**SET TASK:**
Below are some records; give them all again exactly, but not the pictures.

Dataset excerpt
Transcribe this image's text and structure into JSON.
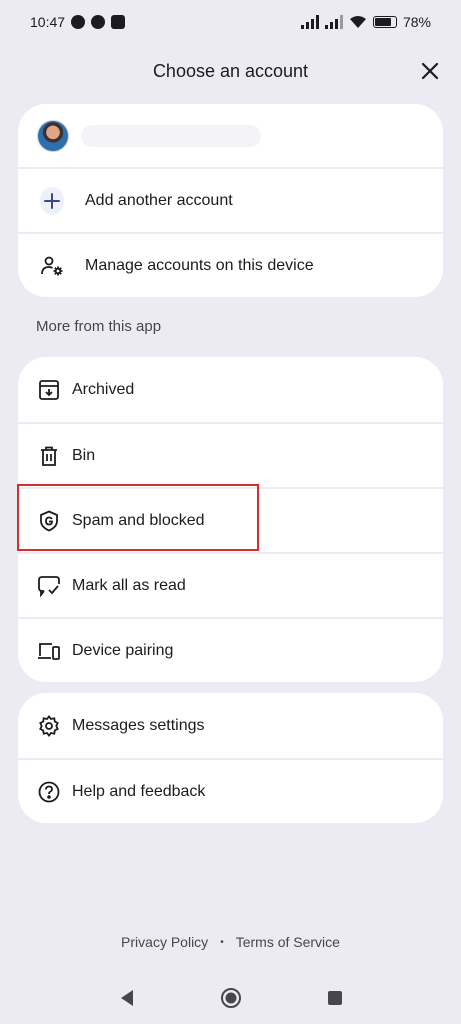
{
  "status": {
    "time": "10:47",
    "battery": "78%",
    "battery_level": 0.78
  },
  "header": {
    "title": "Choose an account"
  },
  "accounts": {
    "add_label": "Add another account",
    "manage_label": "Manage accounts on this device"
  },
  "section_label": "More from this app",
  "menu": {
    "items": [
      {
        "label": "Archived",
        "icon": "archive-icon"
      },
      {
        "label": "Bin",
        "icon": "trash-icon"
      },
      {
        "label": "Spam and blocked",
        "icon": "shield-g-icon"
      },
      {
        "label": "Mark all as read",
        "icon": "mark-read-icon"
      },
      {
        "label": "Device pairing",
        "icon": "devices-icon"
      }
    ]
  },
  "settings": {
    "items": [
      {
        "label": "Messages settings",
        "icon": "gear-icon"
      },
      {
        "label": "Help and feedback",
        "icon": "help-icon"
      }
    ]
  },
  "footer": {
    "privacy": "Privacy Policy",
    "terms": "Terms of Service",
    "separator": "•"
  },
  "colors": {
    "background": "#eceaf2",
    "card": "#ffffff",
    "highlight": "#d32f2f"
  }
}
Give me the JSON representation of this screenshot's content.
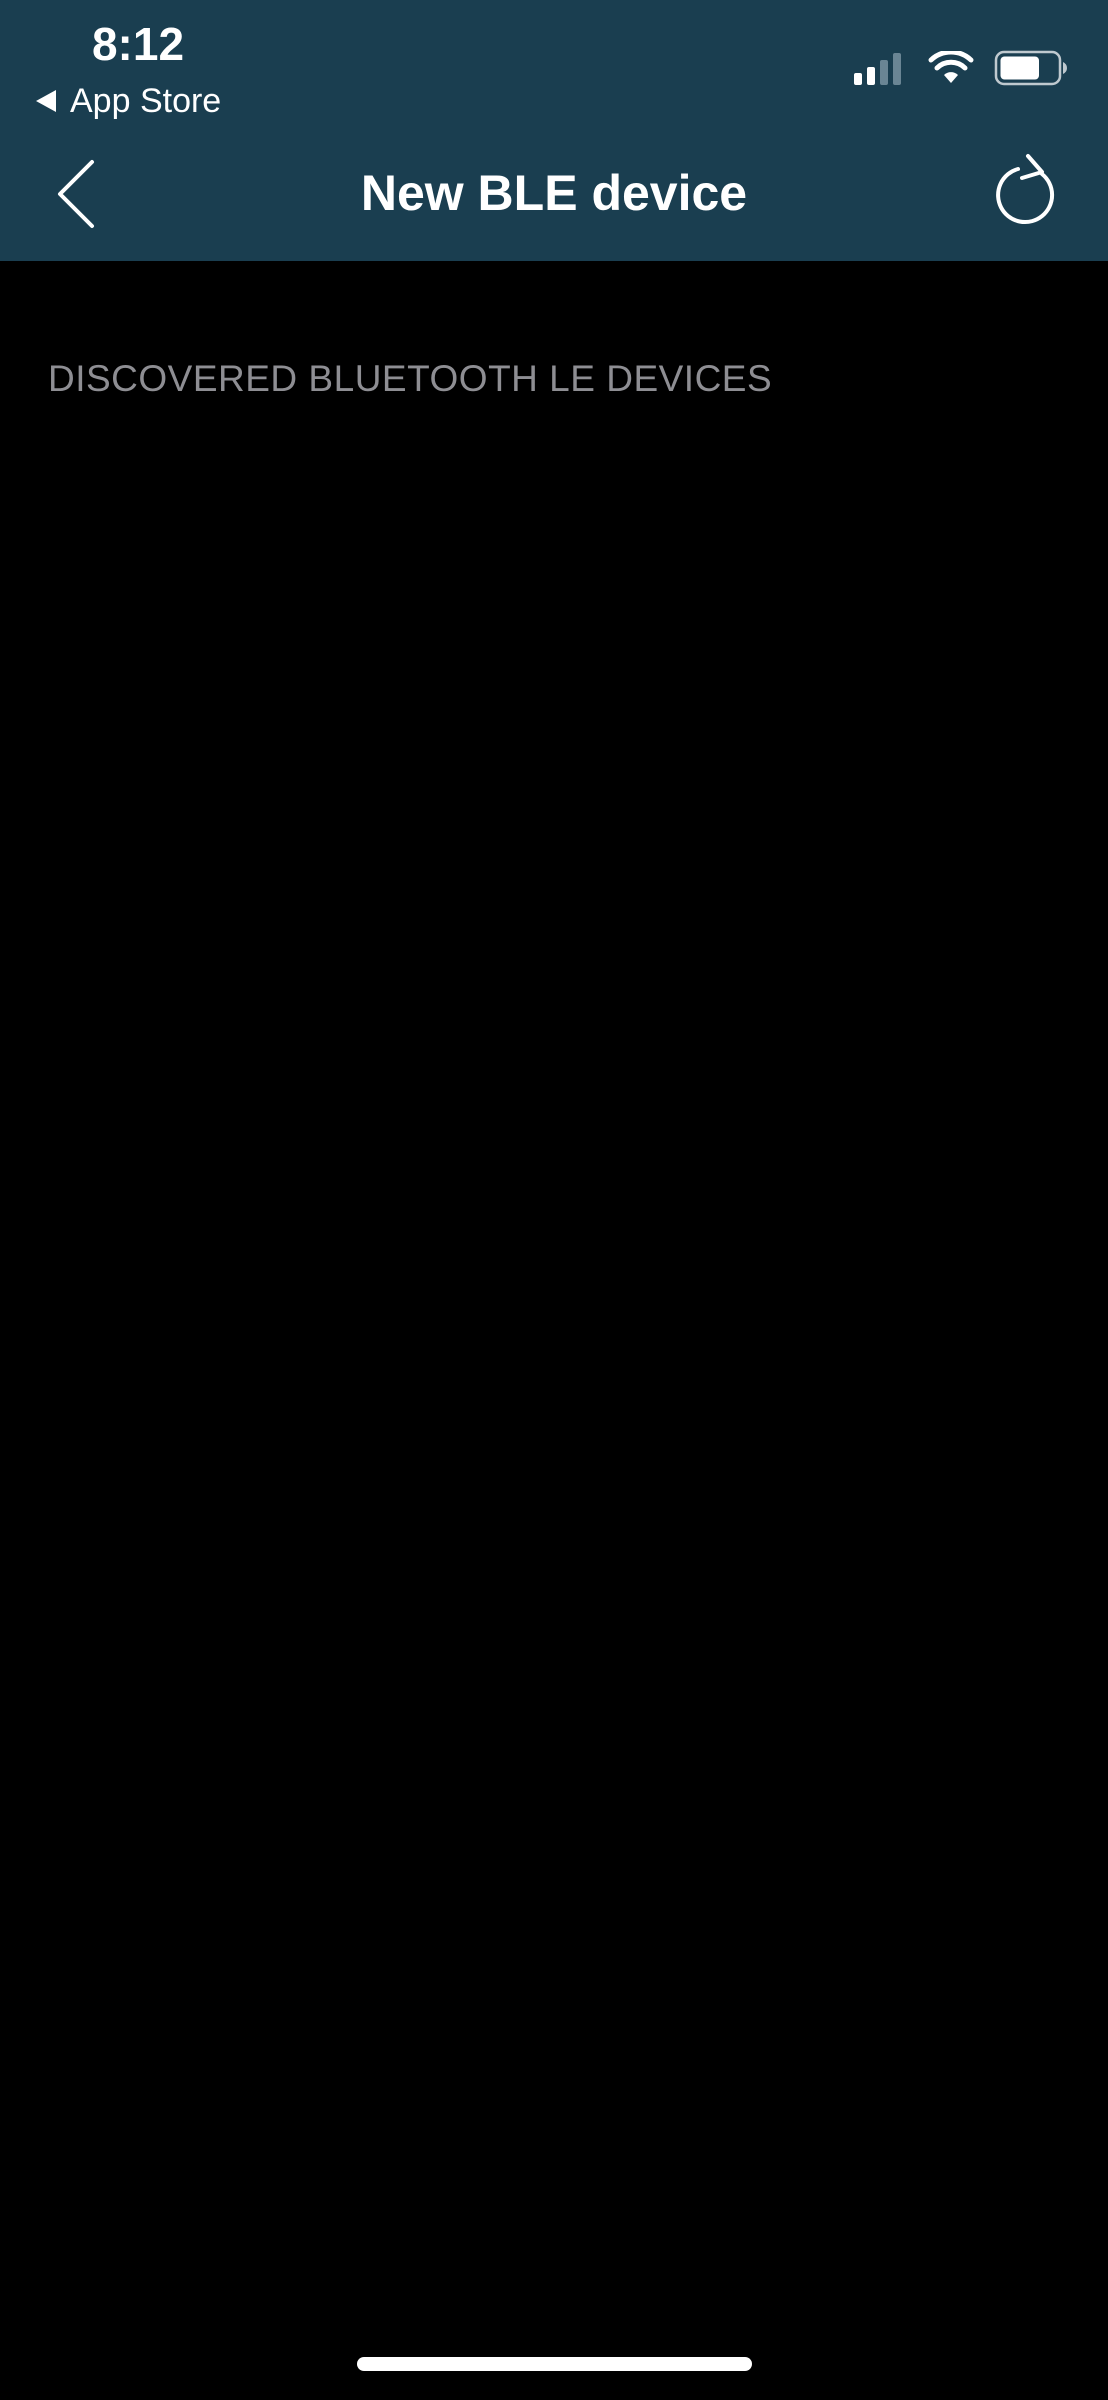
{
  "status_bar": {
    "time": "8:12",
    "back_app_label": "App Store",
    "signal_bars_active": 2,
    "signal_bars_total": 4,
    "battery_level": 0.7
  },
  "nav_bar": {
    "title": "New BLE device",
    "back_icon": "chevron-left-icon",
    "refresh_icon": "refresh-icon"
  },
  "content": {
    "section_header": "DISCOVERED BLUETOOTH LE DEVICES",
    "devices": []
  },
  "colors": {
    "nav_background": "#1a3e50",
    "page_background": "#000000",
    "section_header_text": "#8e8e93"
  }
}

**PROBLEM SOLUTION:**
Transcribe this image's text and structure into JSON.
{
  "status": {
    "time": "10:47",
    "battery": "78%",
    "battery_level": 0.78
  },
  "header": {
    "title": "Choose an account"
  },
  "accounts": {
    "add_label": "Add another account",
    "manage_label": "Manage accounts on this device"
  },
  "section_label": "More from this app",
  "menu": {
    "items": [
      {
        "label": "Archived",
        "icon": "archive-icon"
      },
      {
        "label": "Bin",
        "icon": "trash-icon"
      },
      {
        "label": "Spam and blocked",
        "icon": "shield-g-icon"
      },
      {
        "label": "Mark all as read",
        "icon": "mark-read-icon"
      },
      {
        "label": "Device pairing",
        "icon": "devices-icon"
      }
    ]
  },
  "settings": {
    "items": [
      {
        "label": "Messages settings",
        "icon": "gear-icon"
      },
      {
        "label": "Help and feedback",
        "icon": "help-icon"
      }
    ]
  },
  "footer": {
    "privacy": "Privacy Policy",
    "terms": "Terms of Service",
    "separator": "•"
  },
  "colors": {
    "background": "#eceaf2",
    "card": "#ffffff",
    "highlight": "#d32f2f"
  }
}
Give me the JSON representation of this screenshot's content.
{
  "status_bar": {
    "time": "8:12",
    "back_app_label": "App Store",
    "signal_bars_active": 2,
    "signal_bars_total": 4,
    "battery_level": 0.7
  },
  "nav_bar": {
    "title": "New BLE device",
    "back_icon": "chevron-left-icon",
    "refresh_icon": "refresh-icon"
  },
  "content": {
    "section_header": "DISCOVERED BLUETOOTH LE DEVICES",
    "devices": []
  },
  "colors": {
    "nav_background": "#1a3e50",
    "page_background": "#000000",
    "section_header_text": "#8e8e93"
  }
}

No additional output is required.